• **What the task asks**
Transcribe each line exactly.

[Records excerpted from a collection]
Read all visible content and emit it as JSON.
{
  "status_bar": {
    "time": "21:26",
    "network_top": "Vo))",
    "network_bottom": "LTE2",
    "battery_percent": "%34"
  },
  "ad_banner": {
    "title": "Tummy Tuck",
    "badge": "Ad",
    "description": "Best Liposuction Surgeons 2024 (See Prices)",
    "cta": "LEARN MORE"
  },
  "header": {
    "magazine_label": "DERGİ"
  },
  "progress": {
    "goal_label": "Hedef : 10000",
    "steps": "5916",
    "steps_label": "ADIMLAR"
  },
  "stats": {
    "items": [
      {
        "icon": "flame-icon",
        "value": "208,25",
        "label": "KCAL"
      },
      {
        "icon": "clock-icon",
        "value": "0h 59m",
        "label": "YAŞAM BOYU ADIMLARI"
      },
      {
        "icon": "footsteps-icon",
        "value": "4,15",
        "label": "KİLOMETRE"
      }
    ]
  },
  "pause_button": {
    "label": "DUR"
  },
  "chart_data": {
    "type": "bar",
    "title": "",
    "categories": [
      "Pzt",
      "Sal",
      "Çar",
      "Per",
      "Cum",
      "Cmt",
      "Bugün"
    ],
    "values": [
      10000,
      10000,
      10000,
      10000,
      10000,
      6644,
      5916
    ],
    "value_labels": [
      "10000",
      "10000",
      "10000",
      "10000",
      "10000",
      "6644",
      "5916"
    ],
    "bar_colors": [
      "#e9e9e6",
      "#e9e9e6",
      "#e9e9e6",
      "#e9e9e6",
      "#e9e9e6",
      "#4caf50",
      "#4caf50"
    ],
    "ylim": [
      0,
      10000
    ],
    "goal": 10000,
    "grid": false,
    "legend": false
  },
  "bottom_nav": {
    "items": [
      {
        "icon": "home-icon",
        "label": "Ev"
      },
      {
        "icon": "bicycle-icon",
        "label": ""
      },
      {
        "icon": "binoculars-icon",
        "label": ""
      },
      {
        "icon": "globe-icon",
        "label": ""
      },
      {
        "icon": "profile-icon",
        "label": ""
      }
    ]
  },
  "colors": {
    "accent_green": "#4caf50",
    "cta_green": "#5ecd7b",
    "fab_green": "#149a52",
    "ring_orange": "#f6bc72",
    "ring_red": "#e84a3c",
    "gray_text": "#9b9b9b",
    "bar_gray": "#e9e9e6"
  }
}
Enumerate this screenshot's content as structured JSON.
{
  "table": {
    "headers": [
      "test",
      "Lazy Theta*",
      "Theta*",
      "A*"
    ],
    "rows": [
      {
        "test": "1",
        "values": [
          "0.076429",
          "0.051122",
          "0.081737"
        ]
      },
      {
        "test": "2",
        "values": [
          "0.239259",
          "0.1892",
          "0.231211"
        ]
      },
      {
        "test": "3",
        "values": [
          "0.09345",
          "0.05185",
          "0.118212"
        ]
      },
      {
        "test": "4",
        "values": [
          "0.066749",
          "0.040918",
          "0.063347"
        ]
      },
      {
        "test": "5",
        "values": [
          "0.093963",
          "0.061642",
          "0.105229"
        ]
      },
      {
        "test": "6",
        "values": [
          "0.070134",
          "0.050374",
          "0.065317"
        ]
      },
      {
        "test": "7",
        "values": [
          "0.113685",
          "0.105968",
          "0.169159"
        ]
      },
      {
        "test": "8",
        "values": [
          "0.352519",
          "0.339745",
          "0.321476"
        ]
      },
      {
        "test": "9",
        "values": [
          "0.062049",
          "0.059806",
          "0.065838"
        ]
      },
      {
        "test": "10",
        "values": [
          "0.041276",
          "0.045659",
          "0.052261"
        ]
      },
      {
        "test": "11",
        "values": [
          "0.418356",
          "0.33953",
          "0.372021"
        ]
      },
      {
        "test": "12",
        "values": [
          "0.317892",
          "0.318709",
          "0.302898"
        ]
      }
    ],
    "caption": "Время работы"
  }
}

• **The answer**
Read all visible content and emit it as JSON.
{
  "status_bar": {
    "time": "21:26",
    "network_top": "Vo))",
    "network_bottom": "LTE2",
    "battery_percent": "%34"
  },
  "ad_banner": {
    "title": "Tummy Tuck",
    "badge": "Ad",
    "description": "Best Liposuction Surgeons 2024 (See Prices)",
    "cta": "LEARN MORE"
  },
  "header": {
    "magazine_label": "DERGİ"
  },
  "progress": {
    "goal_label": "Hedef : 10000",
    "steps": "5916",
    "steps_label": "ADIMLAR"
  },
  "stats": {
    "items": [
      {
        "icon": "flame-icon",
        "value": "208,25",
        "label": "KCAL"
      },
      {
        "icon": "clock-icon",
        "value": "0h 59m",
        "label": "YAŞAM BOYU ADIMLARI"
      },
      {
        "icon": "footsteps-icon",
        "value": "4,15",
        "label": "KİLOMETRE"
      }
    ]
  },
  "pause_button": {
    "label": "DUR"
  },
  "chart_data": {
    "type": "bar",
    "title": "",
    "categories": [
      "Pzt",
      "Sal",
      "Çar",
      "Per",
      "Cum",
      "Cmt",
      "Bugün"
    ],
    "values": [
      10000,
      10000,
      10000,
      10000,
      10000,
      6644,
      5916
    ],
    "value_labels": [
      "10000",
      "10000",
      "10000",
      "10000",
      "10000",
      "6644",
      "5916"
    ],
    "bar_colors": [
      "#e9e9e6",
      "#e9e9e6",
      "#e9e9e6",
      "#e9e9e6",
      "#e9e9e6",
      "#4caf50",
      "#4caf50"
    ],
    "ylim": [
      0,
      10000
    ],
    "goal": 10000,
    "grid": false,
    "legend": false
  },
  "bottom_nav": {
    "items": [
      {
        "icon": "home-icon",
        "label": "Ev"
      },
      {
        "icon": "bicycle-icon",
        "label": ""
      },
      {
        "icon": "binoculars-icon",
        "label": ""
      },
      {
        "icon": "globe-icon",
        "label": ""
      },
      {
        "icon": "profile-icon",
        "label": ""
      }
    ]
  },
  "colors": {
    "accent_green": "#4caf50",
    "cta_green": "#5ecd7b",
    "fab_green": "#149a52",
    "ring_orange": "#f6bc72",
    "ring_red": "#e84a3c",
    "gray_text": "#9b9b9b",
    "bar_gray": "#e9e9e6"
  }
}
Enumerate this screenshot's content as structured JSON.
{
  "table": {
    "headers": [
      "test",
      "Lazy Theta*",
      "Theta*",
      "A*"
    ],
    "rows": [
      {
        "test": "1",
        "values": [
          "0.076429",
          "0.051122",
          "0.081737"
        ]
      },
      {
        "test": "2",
        "values": [
          "0.239259",
          "0.1892",
          "0.231211"
        ]
      },
      {
        "test": "3",
        "values": [
          "0.09345",
          "0.05185",
          "0.118212"
        ]
      },
      {
        "test": "4",
        "values": [
          "0.066749",
          "0.040918",
          "0.063347"
        ]
      },
      {
        "test": "5",
        "values": [
          "0.093963",
          "0.061642",
          "0.105229"
        ]
      },
      {
        "test": "6",
        "values": [
          "0.070134",
          "0.050374",
          "0.065317"
        ]
      },
      {
        "test": "7",
        "values": [
          "0.113685",
          "0.105968",
          "0.169159"
        ]
      },
      {
        "test": "8",
        "values": [
          "0.352519",
          "0.339745",
          "0.321476"
        ]
      },
      {
        "test": "9",
        "values": [
          "0.062049",
          "0.059806",
          "0.065838"
        ]
      },
      {
        "test": "10",
        "values": [
          "0.041276",
          "0.045659",
          "0.052261"
        ]
      },
      {
        "test": "11",
        "values": [
          "0.418356",
          "0.33953",
          "0.372021"
        ]
      },
      {
        "test": "12",
        "values": [
          "0.317892",
          "0.318709",
          "0.302898"
        ]
      }
    ],
    "caption": "Время работы"
  }
}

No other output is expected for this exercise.